TASK PROMPT:
Answer with one number: how many lines hold "type".

RECORDS FOR THIS TASK:
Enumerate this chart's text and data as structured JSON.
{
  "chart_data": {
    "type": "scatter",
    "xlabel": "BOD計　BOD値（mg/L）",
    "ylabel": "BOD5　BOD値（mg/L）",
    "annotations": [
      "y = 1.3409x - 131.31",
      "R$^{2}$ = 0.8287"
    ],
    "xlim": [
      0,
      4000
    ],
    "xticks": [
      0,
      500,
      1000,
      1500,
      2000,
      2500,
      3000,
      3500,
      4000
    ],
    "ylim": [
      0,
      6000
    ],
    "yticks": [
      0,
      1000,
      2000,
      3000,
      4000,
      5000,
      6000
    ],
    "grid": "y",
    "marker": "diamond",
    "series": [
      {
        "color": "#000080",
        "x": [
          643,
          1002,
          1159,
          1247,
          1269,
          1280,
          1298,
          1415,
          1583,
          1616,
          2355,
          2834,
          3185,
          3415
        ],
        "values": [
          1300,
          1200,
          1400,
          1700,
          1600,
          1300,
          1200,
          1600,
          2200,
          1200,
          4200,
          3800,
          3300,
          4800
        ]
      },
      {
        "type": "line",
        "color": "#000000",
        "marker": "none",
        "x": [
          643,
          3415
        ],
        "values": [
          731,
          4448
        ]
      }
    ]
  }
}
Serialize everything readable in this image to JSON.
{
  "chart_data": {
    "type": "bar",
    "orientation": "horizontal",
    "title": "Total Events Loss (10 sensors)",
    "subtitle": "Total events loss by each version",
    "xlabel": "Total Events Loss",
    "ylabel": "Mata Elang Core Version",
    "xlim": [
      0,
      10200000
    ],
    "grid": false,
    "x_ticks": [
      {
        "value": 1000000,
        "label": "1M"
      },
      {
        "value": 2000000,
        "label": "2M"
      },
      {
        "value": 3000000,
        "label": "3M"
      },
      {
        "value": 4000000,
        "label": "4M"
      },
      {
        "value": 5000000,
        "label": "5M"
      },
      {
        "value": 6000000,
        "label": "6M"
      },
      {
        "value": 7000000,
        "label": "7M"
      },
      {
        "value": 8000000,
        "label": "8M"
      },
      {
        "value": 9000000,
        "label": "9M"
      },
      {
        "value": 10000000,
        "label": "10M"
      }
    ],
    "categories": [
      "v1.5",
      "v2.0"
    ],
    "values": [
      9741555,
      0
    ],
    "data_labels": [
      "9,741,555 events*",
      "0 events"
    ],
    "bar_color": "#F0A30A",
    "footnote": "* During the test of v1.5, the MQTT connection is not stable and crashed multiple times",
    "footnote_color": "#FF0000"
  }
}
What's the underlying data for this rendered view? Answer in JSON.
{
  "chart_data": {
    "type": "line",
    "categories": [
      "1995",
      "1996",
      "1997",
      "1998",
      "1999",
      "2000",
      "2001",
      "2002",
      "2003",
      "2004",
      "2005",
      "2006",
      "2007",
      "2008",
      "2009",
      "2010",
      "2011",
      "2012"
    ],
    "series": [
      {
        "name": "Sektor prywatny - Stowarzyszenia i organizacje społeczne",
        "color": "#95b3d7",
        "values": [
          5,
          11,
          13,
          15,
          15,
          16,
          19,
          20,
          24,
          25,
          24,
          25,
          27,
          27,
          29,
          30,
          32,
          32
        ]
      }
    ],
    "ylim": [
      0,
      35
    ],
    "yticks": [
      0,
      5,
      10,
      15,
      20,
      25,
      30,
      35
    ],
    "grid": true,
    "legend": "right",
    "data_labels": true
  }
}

RESULT FOR THIS TASK:
4